Exercise aim>
From the listing below, pull out all lines with "Pooh" in them.

Excerpted records>

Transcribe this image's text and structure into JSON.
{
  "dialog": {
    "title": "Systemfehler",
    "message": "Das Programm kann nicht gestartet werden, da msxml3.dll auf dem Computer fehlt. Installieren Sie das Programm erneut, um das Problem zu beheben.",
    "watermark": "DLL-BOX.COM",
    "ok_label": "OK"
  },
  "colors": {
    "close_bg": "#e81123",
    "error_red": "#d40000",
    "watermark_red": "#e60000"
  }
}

==

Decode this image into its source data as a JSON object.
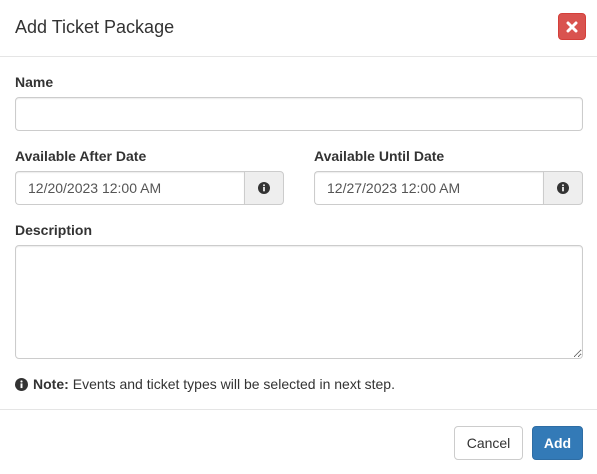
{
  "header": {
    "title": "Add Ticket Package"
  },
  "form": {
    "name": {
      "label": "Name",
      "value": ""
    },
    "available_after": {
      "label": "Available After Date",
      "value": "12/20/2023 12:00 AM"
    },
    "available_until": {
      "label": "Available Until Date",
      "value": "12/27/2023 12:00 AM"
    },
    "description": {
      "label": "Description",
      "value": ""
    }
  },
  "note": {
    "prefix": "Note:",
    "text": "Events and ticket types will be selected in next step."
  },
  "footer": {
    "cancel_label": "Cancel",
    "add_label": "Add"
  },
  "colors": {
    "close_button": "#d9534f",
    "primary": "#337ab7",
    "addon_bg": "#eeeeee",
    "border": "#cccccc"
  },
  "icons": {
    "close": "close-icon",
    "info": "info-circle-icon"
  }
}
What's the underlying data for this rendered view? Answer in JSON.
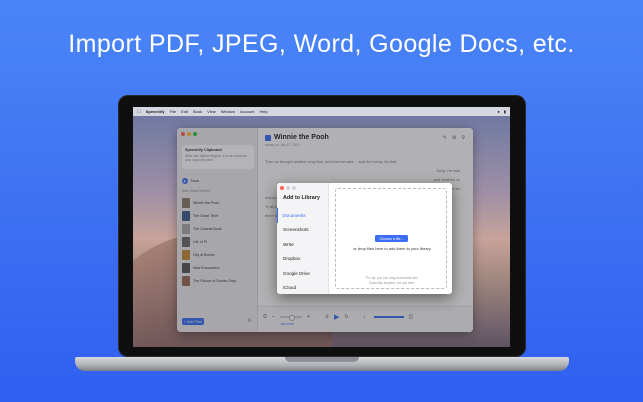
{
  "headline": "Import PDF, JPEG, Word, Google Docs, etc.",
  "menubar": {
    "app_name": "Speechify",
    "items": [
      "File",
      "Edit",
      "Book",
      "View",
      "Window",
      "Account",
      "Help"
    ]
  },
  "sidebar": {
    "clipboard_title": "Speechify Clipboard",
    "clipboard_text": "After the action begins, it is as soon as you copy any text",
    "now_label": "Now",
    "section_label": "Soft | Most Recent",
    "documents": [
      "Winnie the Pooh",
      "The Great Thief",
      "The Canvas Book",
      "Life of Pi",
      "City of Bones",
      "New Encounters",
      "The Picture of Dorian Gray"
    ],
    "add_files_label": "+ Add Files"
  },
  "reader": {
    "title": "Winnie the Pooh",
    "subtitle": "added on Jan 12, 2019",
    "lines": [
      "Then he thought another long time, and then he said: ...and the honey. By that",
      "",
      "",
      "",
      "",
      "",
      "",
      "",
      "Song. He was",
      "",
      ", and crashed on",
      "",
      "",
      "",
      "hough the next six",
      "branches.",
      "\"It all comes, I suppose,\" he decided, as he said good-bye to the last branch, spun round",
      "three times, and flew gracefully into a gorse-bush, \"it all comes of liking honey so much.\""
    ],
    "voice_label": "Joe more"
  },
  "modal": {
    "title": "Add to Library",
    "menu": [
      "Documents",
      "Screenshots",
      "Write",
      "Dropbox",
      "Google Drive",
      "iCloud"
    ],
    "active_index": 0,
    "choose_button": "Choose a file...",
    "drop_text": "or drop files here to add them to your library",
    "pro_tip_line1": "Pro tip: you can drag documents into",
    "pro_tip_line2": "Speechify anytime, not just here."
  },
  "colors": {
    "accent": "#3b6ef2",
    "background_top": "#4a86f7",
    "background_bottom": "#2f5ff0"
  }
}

Written response>
      "Winnie the Pooh",
    "title": "Winnie the Pooh",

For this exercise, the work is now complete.